REQUIRED TASK: Show every line in the entries below where the word "Paul" appears.

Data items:
------------------------

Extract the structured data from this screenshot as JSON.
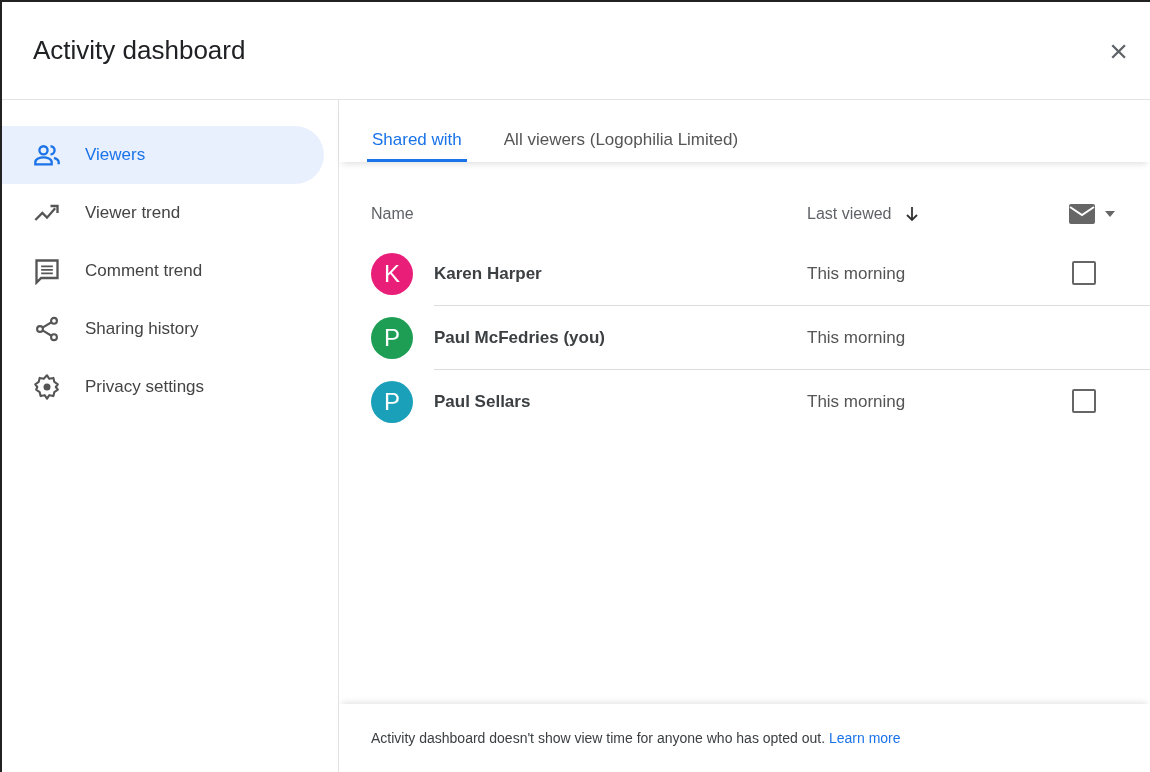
{
  "window": {
    "title": "Activity dashboard",
    "close": "×"
  },
  "sidebar": {
    "items": [
      {
        "label": "Viewers",
        "selected": true
      },
      {
        "label": "Viewer trend",
        "selected": false
      },
      {
        "label": "Comment trend",
        "selected": false
      },
      {
        "label": "Sharing history",
        "selected": false
      },
      {
        "label": "Privacy settings",
        "selected": false
      }
    ]
  },
  "tabs": [
    {
      "label": "Shared with",
      "selected": true
    },
    {
      "label": "All viewers (Logophilia Limited)",
      "selected": false
    }
  ],
  "table": {
    "columns": [
      "Name",
      "Last viewed"
    ],
    "rows": [
      {
        "initial": "K",
        "color": "#e91e78",
        "name": "Karen Harper",
        "last_viewed": "This morning",
        "checked": false
      },
      {
        "initial": "P",
        "color": "#1e9e55",
        "name": "Paul McFedries (you)",
        "last_viewed": "This morning"
      },
      {
        "initial": "P",
        "color": "#1aa0b8",
        "name": "Paul Sellars",
        "last_viewed": "This morning",
        "checked": false
      }
    ]
  },
  "footer": {
    "text": "Activity dashboard doesn't show view time for anyone who has opted out.",
    "link": "Learn more"
  }
}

------------------------

SOLUTION FOR THIS PROBLEM:
        "name": "Paul McFedries (you)",
        "name": "Paul Sellars",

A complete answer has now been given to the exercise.